### LISTED ENTRIES
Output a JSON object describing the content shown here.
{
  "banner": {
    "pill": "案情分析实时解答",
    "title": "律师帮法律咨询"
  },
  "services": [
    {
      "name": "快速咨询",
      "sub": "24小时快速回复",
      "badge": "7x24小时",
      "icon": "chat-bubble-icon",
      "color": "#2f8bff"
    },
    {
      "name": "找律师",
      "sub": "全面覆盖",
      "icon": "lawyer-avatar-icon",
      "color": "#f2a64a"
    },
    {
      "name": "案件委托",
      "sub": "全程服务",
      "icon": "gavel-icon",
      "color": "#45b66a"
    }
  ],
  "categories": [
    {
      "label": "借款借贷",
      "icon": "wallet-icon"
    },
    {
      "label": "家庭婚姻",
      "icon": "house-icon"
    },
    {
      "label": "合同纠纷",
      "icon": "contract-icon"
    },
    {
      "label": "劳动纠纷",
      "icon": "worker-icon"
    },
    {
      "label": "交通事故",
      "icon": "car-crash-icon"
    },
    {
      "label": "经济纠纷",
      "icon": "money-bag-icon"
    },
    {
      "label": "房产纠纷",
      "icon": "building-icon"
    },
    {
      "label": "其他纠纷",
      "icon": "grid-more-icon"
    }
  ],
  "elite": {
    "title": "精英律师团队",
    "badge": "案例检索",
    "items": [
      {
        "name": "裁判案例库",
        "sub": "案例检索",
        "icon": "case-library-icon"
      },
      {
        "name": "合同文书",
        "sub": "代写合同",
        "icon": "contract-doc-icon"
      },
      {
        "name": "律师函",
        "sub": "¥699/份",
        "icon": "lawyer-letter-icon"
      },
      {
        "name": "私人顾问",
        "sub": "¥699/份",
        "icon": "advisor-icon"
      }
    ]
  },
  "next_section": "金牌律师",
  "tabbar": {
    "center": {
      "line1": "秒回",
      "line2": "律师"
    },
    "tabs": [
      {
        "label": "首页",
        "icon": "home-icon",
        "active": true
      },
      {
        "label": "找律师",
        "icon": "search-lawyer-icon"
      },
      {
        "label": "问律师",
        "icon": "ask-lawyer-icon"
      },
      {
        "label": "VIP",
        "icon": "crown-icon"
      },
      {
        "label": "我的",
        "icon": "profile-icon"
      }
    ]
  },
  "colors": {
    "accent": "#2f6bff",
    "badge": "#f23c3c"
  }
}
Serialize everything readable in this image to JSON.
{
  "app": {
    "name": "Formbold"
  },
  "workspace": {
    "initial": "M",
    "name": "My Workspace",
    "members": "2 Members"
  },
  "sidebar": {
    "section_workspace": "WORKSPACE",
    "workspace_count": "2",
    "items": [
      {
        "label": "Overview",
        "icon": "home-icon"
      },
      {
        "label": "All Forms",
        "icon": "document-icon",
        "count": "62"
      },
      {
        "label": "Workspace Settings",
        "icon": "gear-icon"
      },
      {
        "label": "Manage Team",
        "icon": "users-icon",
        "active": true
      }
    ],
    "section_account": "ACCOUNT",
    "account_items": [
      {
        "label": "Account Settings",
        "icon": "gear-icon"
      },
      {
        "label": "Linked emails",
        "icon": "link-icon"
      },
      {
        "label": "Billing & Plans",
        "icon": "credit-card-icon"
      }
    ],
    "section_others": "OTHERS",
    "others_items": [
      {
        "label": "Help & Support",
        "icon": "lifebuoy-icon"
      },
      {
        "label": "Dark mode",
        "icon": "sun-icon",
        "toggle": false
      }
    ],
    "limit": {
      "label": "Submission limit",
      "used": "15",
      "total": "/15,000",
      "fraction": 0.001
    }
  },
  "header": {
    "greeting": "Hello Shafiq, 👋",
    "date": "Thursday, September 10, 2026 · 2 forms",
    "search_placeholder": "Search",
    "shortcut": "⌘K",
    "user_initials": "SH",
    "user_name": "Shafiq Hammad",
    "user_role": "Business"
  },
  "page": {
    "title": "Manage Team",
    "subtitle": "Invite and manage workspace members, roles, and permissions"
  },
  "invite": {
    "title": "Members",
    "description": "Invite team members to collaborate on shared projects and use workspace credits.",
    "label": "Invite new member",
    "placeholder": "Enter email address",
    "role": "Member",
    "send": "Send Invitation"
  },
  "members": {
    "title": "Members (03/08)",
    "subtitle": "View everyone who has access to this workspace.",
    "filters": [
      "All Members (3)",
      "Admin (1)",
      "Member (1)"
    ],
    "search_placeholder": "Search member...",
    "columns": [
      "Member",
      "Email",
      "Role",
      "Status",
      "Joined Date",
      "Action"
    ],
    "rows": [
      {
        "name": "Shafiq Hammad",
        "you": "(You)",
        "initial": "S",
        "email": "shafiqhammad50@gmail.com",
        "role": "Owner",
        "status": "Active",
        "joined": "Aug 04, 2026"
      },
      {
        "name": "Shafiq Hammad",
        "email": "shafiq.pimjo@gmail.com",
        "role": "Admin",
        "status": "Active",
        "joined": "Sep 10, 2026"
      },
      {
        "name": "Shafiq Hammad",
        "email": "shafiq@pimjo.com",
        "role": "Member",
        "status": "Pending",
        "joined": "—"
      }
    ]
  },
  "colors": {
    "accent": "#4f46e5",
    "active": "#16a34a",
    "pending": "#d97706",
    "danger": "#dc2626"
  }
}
...
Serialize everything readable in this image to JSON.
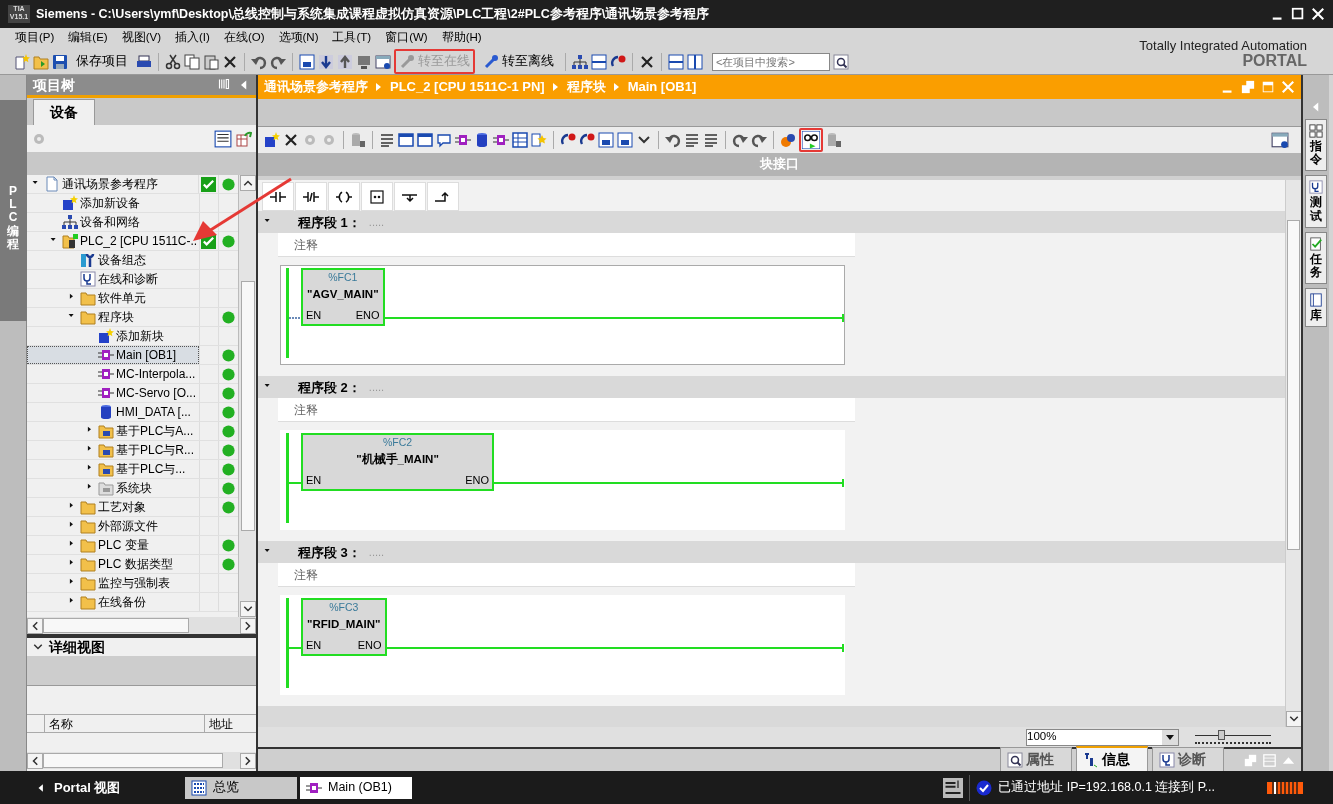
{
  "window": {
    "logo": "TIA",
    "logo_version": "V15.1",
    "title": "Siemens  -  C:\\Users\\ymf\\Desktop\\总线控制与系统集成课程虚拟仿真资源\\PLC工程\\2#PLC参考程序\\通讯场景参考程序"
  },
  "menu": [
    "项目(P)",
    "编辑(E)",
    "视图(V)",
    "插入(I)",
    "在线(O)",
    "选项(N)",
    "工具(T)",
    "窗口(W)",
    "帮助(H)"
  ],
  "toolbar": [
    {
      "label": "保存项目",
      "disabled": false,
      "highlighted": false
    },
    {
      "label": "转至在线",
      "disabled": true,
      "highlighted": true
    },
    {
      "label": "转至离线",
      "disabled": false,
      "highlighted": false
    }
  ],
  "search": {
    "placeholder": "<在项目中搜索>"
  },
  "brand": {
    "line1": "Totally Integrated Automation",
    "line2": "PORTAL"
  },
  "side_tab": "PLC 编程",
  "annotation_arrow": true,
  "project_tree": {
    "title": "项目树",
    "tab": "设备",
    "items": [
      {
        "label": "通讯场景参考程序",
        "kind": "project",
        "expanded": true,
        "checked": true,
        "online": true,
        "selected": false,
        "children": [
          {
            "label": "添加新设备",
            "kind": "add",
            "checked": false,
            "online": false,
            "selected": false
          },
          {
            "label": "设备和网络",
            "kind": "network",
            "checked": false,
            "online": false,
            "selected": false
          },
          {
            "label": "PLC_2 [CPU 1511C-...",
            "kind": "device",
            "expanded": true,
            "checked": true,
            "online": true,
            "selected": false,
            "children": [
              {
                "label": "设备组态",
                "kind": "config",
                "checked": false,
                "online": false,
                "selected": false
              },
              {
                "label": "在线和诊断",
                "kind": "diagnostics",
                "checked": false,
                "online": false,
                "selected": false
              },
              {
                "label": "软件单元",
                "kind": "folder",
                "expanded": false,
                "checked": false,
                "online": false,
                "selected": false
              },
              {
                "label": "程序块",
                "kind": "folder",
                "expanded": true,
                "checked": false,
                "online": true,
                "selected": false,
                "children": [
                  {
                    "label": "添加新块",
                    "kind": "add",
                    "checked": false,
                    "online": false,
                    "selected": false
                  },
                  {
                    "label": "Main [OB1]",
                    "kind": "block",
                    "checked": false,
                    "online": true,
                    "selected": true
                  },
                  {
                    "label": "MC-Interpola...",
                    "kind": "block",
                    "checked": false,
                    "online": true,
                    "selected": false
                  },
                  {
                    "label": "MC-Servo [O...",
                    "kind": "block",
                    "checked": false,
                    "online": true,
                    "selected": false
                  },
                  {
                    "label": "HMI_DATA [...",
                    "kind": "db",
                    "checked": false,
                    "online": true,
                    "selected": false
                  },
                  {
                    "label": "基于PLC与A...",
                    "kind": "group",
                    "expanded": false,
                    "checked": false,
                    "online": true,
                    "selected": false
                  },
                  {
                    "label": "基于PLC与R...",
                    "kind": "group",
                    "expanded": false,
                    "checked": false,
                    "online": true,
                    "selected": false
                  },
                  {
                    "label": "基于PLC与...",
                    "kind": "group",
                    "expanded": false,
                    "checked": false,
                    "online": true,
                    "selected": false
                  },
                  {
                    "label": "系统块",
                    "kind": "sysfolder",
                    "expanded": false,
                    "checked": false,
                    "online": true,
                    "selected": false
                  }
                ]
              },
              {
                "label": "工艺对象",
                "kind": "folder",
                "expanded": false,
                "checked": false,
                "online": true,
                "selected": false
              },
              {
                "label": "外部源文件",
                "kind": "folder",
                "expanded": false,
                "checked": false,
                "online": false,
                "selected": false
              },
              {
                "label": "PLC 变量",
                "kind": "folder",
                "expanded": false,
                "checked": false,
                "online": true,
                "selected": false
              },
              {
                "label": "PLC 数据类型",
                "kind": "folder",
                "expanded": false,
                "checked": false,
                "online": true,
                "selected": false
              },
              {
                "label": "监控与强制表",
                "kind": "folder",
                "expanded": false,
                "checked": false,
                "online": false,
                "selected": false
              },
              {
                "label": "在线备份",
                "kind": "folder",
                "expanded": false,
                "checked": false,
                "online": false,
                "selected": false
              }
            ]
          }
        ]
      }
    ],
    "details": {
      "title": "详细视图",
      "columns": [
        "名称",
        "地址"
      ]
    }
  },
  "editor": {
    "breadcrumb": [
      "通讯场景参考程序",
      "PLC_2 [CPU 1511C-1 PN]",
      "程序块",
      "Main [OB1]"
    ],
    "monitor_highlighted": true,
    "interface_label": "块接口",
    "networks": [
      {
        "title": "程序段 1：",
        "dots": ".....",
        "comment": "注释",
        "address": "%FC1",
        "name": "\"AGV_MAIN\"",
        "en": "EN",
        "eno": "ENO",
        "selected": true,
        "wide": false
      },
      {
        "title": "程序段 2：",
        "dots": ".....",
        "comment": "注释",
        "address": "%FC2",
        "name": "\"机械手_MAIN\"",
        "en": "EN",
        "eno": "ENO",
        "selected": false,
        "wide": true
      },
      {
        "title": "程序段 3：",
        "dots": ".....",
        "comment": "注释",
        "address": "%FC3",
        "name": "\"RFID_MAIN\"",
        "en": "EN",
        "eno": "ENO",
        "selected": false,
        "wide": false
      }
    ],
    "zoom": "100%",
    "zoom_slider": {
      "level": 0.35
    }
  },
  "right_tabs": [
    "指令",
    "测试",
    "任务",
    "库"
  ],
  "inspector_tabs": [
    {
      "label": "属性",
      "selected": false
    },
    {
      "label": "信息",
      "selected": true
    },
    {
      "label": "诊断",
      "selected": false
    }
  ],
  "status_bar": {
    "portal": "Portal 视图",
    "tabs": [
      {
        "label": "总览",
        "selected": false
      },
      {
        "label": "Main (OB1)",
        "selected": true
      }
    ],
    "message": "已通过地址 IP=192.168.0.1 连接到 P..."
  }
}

### YOUR TASK
Copy each line of the records above that carries the word "badge".

### FULL RESPONSE
      "badge": "7x24小时",
    "badge": "案例检索",
    "badge": "#f23c3c"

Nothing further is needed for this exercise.